This was enchanting. The game begins by asking your name, relationship status, whether you have children, and if you fear death. None of this comes up again, but the last question does set the tone a little: what horrors, mysteries or enlightenment will be found here?

You find yourself lying beside a fire on a starlit night, beside a forest, and your only task is to feed the flames. And then you sleep …

You find yourself in a dreamworld made up of strange images. A tree that turns out to be made of bones. A distorted mechanical model of the solar system. A giant, knitting a sweater. As you observe the world around you, you interact with it, solving puzzles, and moving the story onward, until you emerge in another dreamworld. But your time spent in each is strictly limited: you can’t let the fire die, back in the real world, or you will die too.

### Material
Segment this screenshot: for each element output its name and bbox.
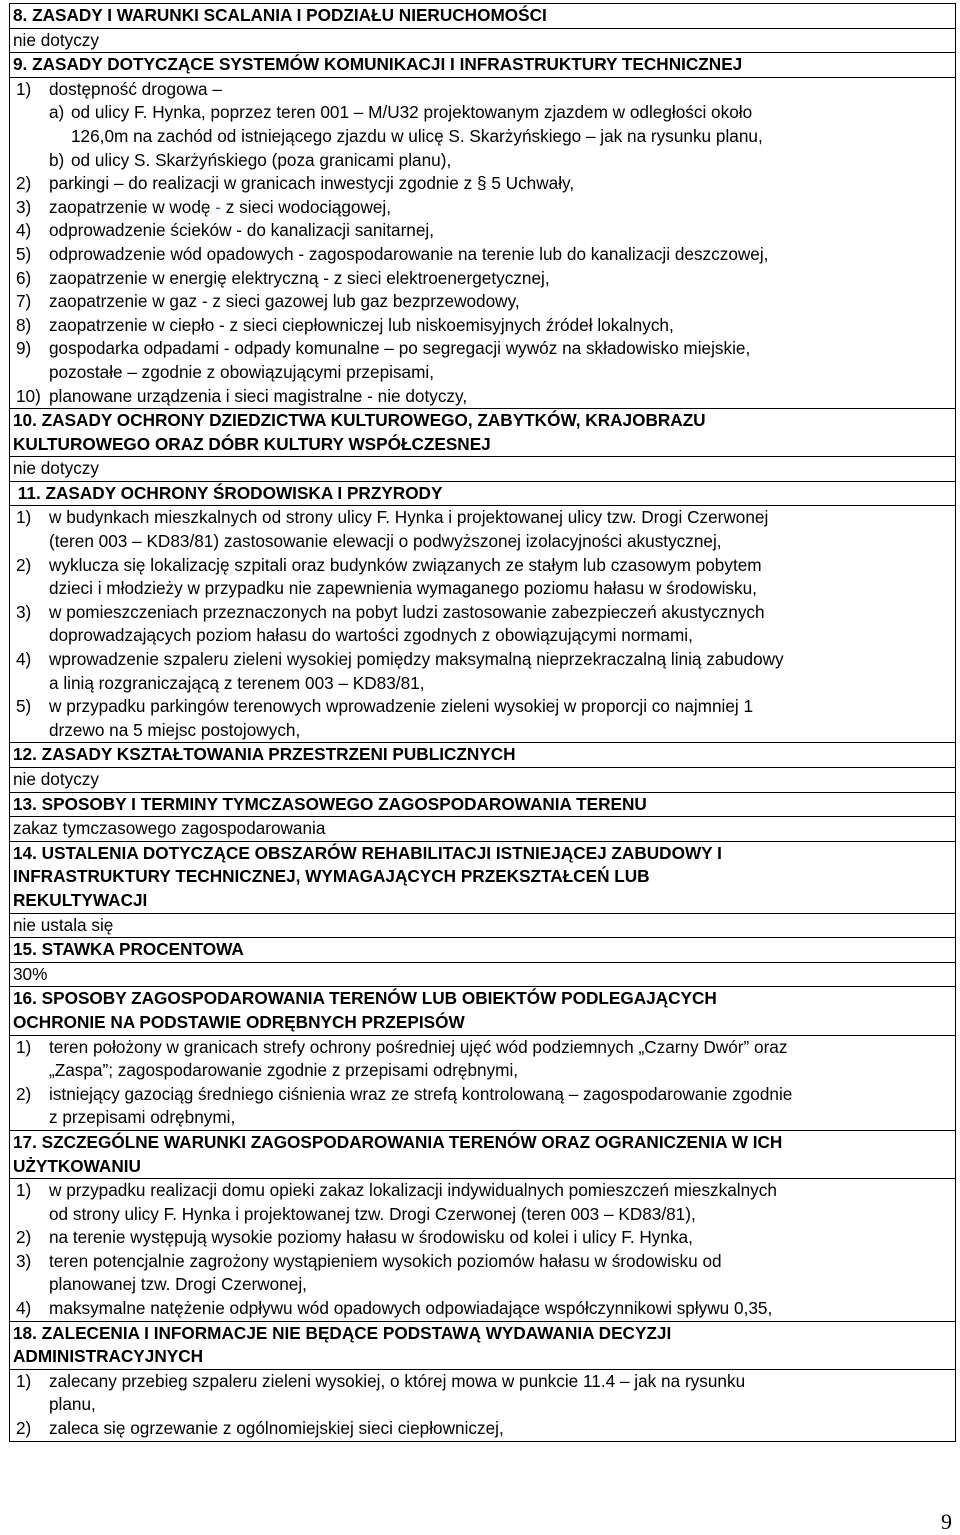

### Written instruction 1
In the game review, what does the tree in the dreamworld turn out to be made of?
### Written instruction 2
Reproduce word for word the passage of the game review that opens with the words containing "You find yourself lying" and closes with "will die too.".

### Task response 1
Bones.

### Task response 2
You find yourself lying beside a fire on a starlit night, beside a forest, and your only task is to feed the flames. And then you sleep …

You find yourself in a dreamworld made up of strange images. A tree that turns out to be made of bones. A distorted mechanical model of the solar system. A giant, knitting a sweater. As you observe the world around you, you interact with it, solving puzzles, and moving the story onward, until you emerge in another dreamworld. But your time spent in each is strictly limited: you can’t let the fire die, back in the real world, or you will die too.